REQUIREMENTS » Write out the listing below in full and exactly, leaving out every picture.
* start PROVIDED ENTRIES *
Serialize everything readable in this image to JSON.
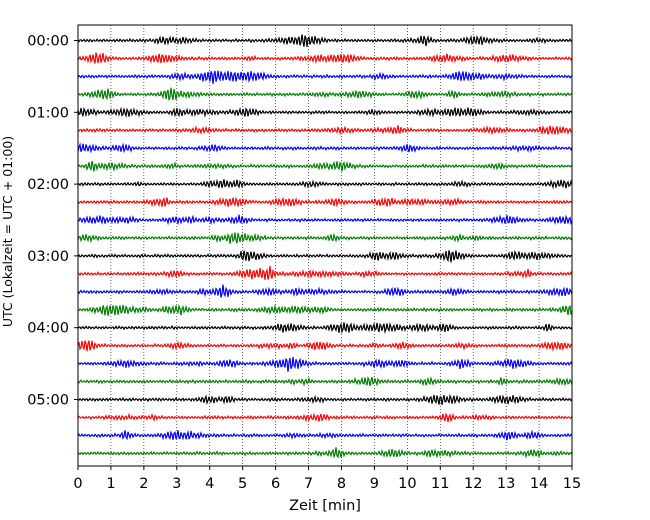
{
  "chart_data": {
    "type": "line",
    "title": "",
    "xlabel": "Zeit  [min]",
    "ylabel": "UTC (Lokalzeit = UTC + 01:00)",
    "xlim": [
      0,
      15
    ],
    "x_ticks": [
      0,
      1,
      2,
      3,
      4,
      5,
      6,
      7,
      8,
      9,
      10,
      11,
      12,
      13,
      14,
      15
    ],
    "y_tick_labels": [
      "00:00",
      "01:00",
      "02:00",
      "03:00",
      "04:00",
      "05:00"
    ],
    "grid": "vertical dotted at each minute",
    "row_minutes": 15,
    "row_colors": [
      "#000000",
      "#ff0000",
      "#0000ff",
      "#007f00"
    ],
    "series": [
      {
        "start": "00:00",
        "color": "#000000"
      },
      {
        "start": "00:15",
        "color": "#ff0000"
      },
      {
        "start": "00:30",
        "color": "#0000ff"
      },
      {
        "start": "00:45",
        "color": "#007f00"
      },
      {
        "start": "01:00",
        "color": "#000000"
      },
      {
        "start": "01:15",
        "color": "#ff0000"
      },
      {
        "start": "01:30",
        "color": "#0000ff"
      },
      {
        "start": "01:45",
        "color": "#007f00"
      },
      {
        "start": "02:00",
        "color": "#000000"
      },
      {
        "start": "02:15",
        "color": "#ff0000"
      },
      {
        "start": "02:30",
        "color": "#0000ff"
      },
      {
        "start": "02:45",
        "color": "#007f00"
      },
      {
        "start": "03:00",
        "color": "#000000"
      },
      {
        "start": "03:15",
        "color": "#ff0000"
      },
      {
        "start": "03:30",
        "color": "#0000ff"
      },
      {
        "start": "03:45",
        "color": "#007f00"
      },
      {
        "start": "04:00",
        "color": "#000000"
      },
      {
        "start": "04:15",
        "color": "#ff0000"
      },
      {
        "start": "04:30",
        "color": "#0000ff"
      },
      {
        "start": "04:45",
        "color": "#007f00"
      },
      {
        "start": "05:00",
        "color": "#000000"
      },
      {
        "start": "05:15",
        "color": "#ff0000"
      },
      {
        "start": "05:30",
        "color": "#0000ff"
      },
      {
        "start": "05:45",
        "color": "#007f00"
      }
    ]
  }
}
* end PROVIDED ENTRIES *
WRITTEN ANSWER »
Serialize everything readable in this image to JSON.
{
  "chart_data": {
    "type": "line",
    "title": "",
    "xlabel": "Zeit  [min]",
    "ylabel": "UTC (Lokalzeit = UTC + 01:00)",
    "xlim": [
      0,
      15
    ],
    "x_ticks": [
      0,
      1,
      2,
      3,
      4,
      5,
      6,
      7,
      8,
      9,
      10,
      11,
      12,
      13,
      14,
      15
    ],
    "y_tick_labels": [
      "00:00",
      "01:00",
      "02:00",
      "03:00",
      "04:00",
      "05:00"
    ],
    "grid": "vertical dotted at each minute",
    "row_minutes": 15,
    "row_colors": [
      "#000000",
      "#ff0000",
      "#0000ff",
      "#007f00"
    ],
    "series": [
      {
        "start": "00:00",
        "color": "#000000"
      },
      {
        "start": "00:15",
        "color": "#ff0000"
      },
      {
        "start": "00:30",
        "color": "#0000ff"
      },
      {
        "start": "00:45",
        "color": "#007f00"
      },
      {
        "start": "01:00",
        "color": "#000000"
      },
      {
        "start": "01:15",
        "color": "#ff0000"
      },
      {
        "start": "01:30",
        "color": "#0000ff"
      },
      {
        "start": "01:45",
        "color": "#007f00"
      },
      {
        "start": "02:00",
        "color": "#000000"
      },
      {
        "start": "02:15",
        "color": "#ff0000"
      },
      {
        "start": "02:30",
        "color": "#0000ff"
      },
      {
        "start": "02:45",
        "color": "#007f00"
      },
      {
        "start": "03:00",
        "color": "#000000"
      },
      {
        "start": "03:15",
        "color": "#ff0000"
      },
      {
        "start": "03:30",
        "color": "#0000ff"
      },
      {
        "start": "03:45",
        "color": "#007f00"
      },
      {
        "start": "04:00",
        "color": "#000000"
      },
      {
        "start": "04:15",
        "color": "#ff0000"
      },
      {
        "start": "04:30",
        "color": "#0000ff"
      },
      {
        "start": "04:45",
        "color": "#007f00"
      },
      {
        "start": "05:00",
        "color": "#000000"
      },
      {
        "start": "05:15",
        "color": "#ff0000"
      },
      {
        "start": "05:30",
        "color": "#0000ff"
      },
      {
        "start": "05:45",
        "color": "#007f00"
      }
    ]
  }
}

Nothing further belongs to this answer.